§ Brief
Will you output all of the data below exactly, omitting the images?

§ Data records
# # # # #

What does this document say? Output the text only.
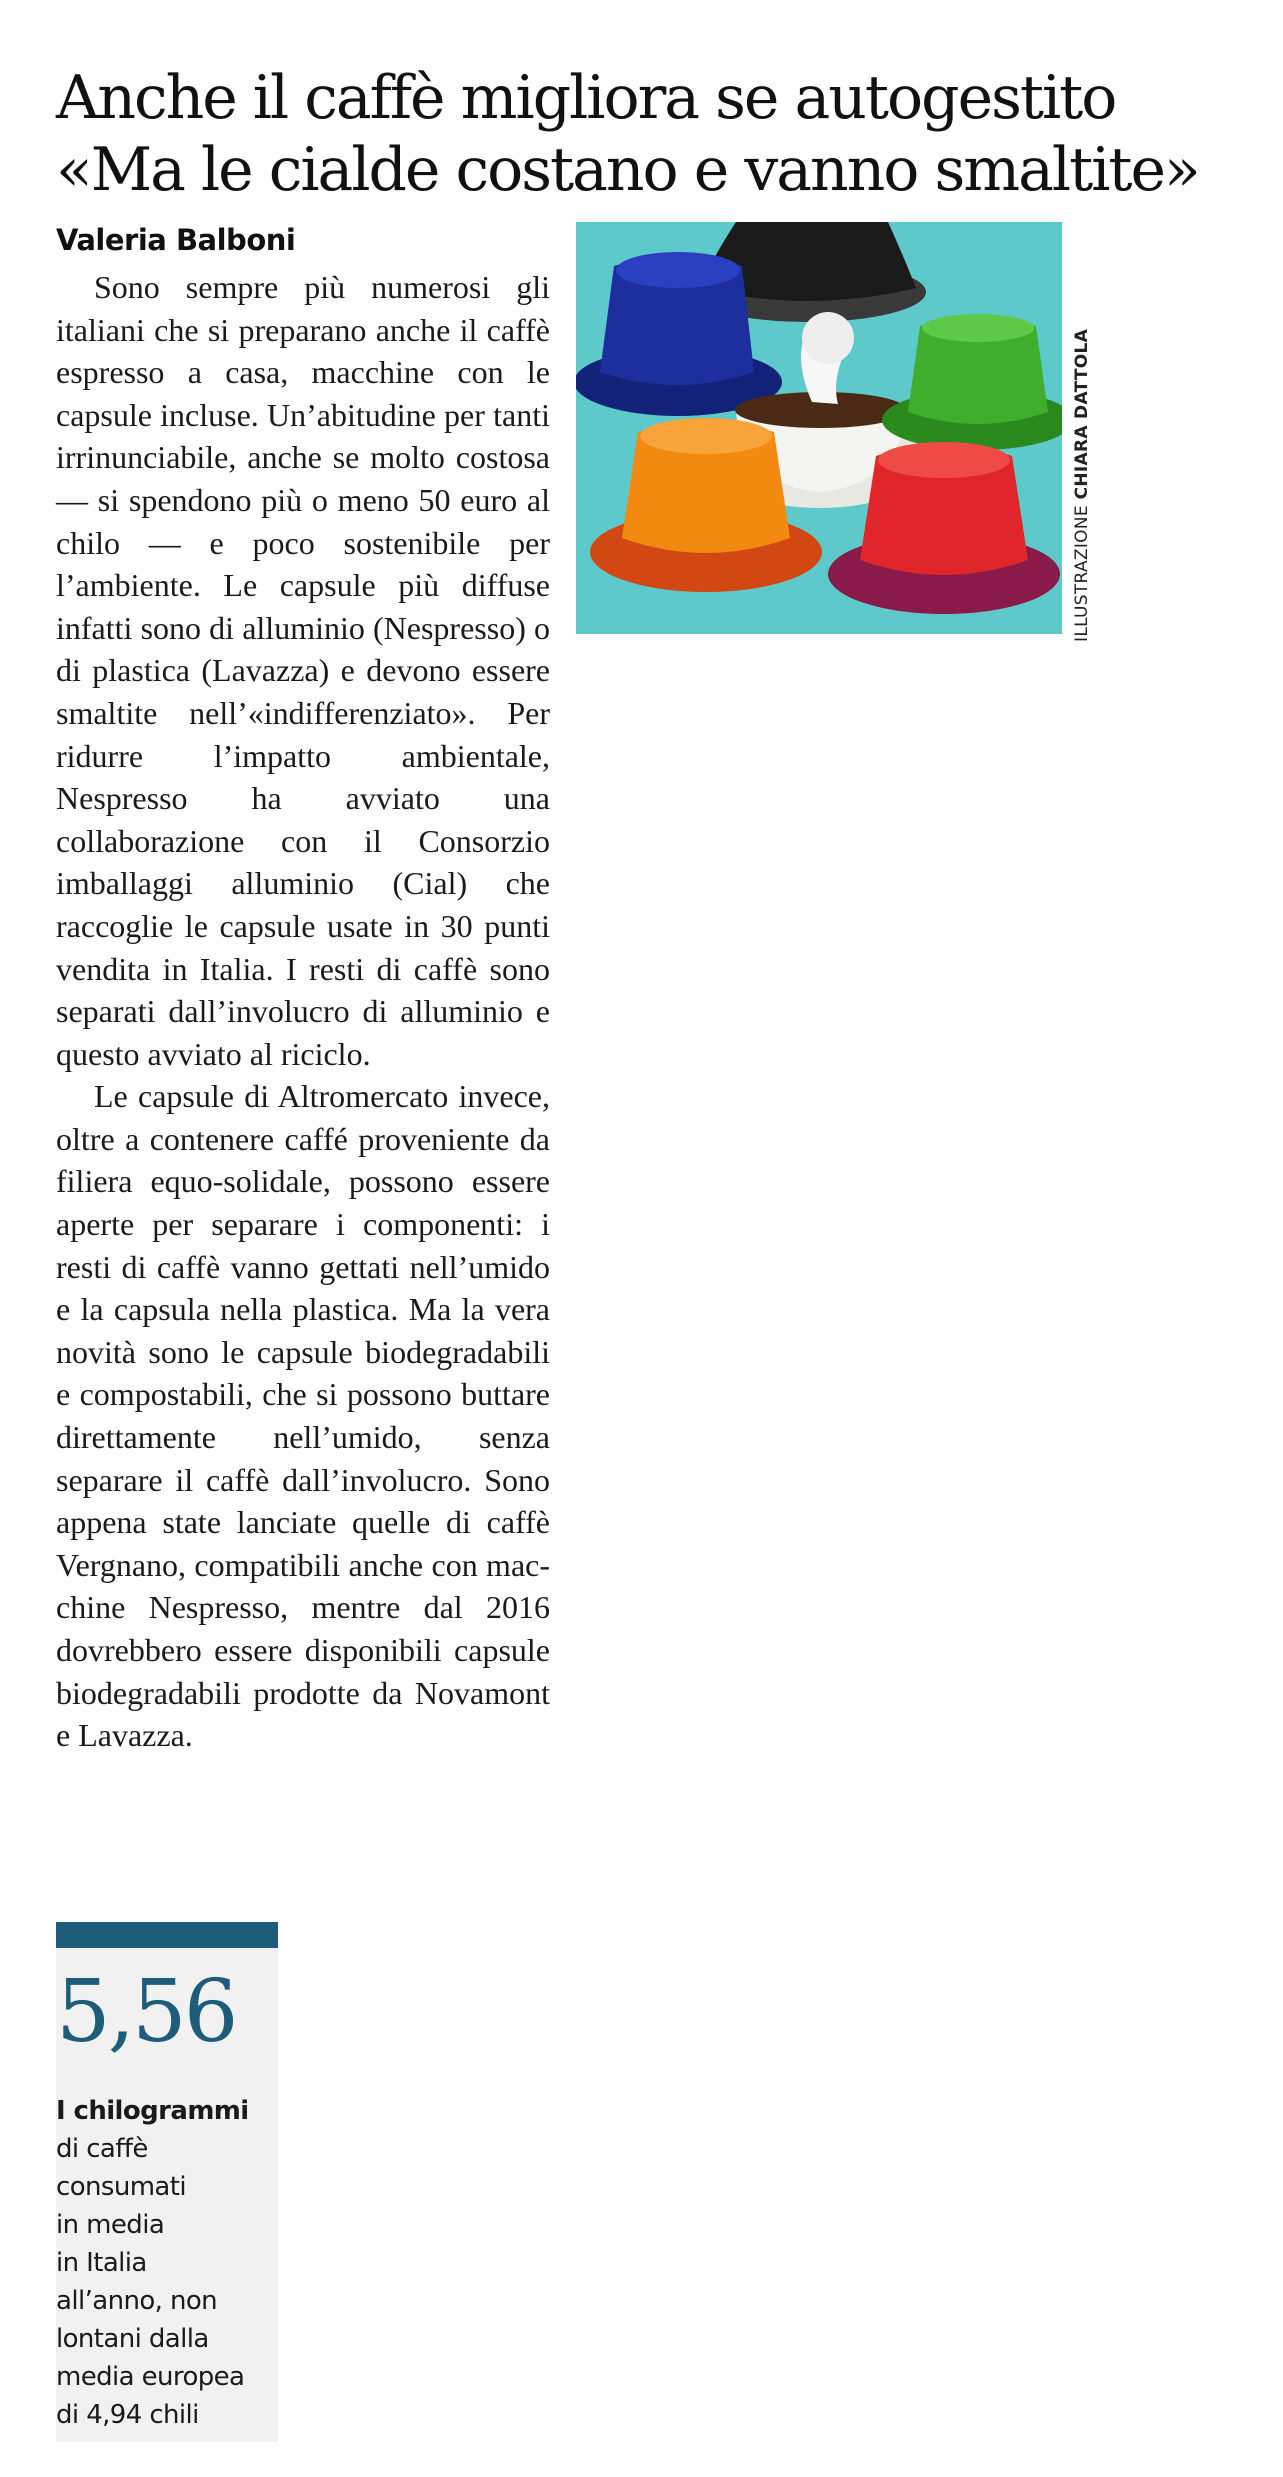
Anche il caffè migliora se autogestito
«Ma le cialde costano e vanno smaltite»
Valeria Balboni

Sono sempre più numerosi gli italiani che si preparano anche il caffè espresso a casa, macchine con le capsule incluse. Un’abitudine per tanti irrinunciabile, anche se molto costosa — si spendono più o meno 50 euro al chilo — e poco sostenibile per l’ambiente. Le capsule più diffuse infatti sono di alluminio (Nespresso) o di plastica (Lavazza) e devono essere smaltite nell’«indifferenziato». Per ridurre l’impatto ambientale, Nespresso ha avviato una collaborazione con il Consorzio imballaggi alluminio (Cial) che raccoglie le capsule usate in 30 punti vendita in Italia. I resti di caffè sono separati dall’involucro di alluminio e questo avviato al riciclo.

Le capsule di Altromercato invece, oltre a contenere caffé proveniente da filiera equo-solidale, possono essere aperte per separare i componenti: i resti di caffè vanno gettati nell’umido e la capsula nella plastica. Ma la vera novità sono le capsule biodegradabili e compostabili, che si possono buttare direttamente nell’umido, senza separare il caffè dall’involucro. Sono appena state lanciate quelle di caffè Vergnano, compatibili anche con macchine Nespresso, mentre dal 2016 dovrebbero essere disponibili capsule biodegradabili prodotte da Novamont e Lavazza.

ILLUSTRAZIONE CHIARA DATTOLA
5,56
I chilogrammi
di caffè
consumati
in media
in Italia
all’anno, non
lontani dalla
media europea
di 4,94 chili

# # # # #

§ Answer to this problem
What does this document say? Output the text only.
Anche il caffè migliora se autogestito
«Ma le cialde costano e vanno smaltite»
Valeria Balboni

Sono sempre più numerosi gli italiani che si preparano anche il caffè espresso a casa, macchine con le capsule incluse. Un’abitudine per tanti irrinunciabile, anche se molto costosa — si spendono più o meno 50 euro al chilo — e poco sostenibile per l’ambiente. Le capsule più diffuse infatti sono di alluminio (Nespresso) o di plastica (Lavazza) e devono essere smaltite nell’«indifferenziato». Per ridurre l’impatto ambientale, Nespresso ha avviato una collaborazione con il Consorzio imballaggi alluminio (Cial) che raccoglie le capsule usate in 30 punti vendita in Italia. I resti di caffè sono separati dall’involucro di alluminio e questo avviato al riciclo.

Le capsule di Altromercato invece, oltre a contenere caffé proveniente da filiera equo-solidale, possono essere aperte per separare i componenti: i resti di caffè vanno gettati nell’umido e la capsula nella plastica. Ma la vera novità sono le capsule biodegradabili e compostabili, che si possono buttare direttamente nell’umido, senza separare il caffè dall’involucro. Sono appena state lanciate quelle di caffè Vergnano, compatibili anche con macchine Nespresso, mentre dal 2016 dovrebbero essere disponibili capsule biodegradabili prodotte da Novamont e Lavazza.

ILLUSTRAZIONE CHIARA DATTOLA
5,56
I chilogrammi
di caffè
consumati
in media
in Italia
all’anno, non
lontani dalla
media europea
di 4,94 chili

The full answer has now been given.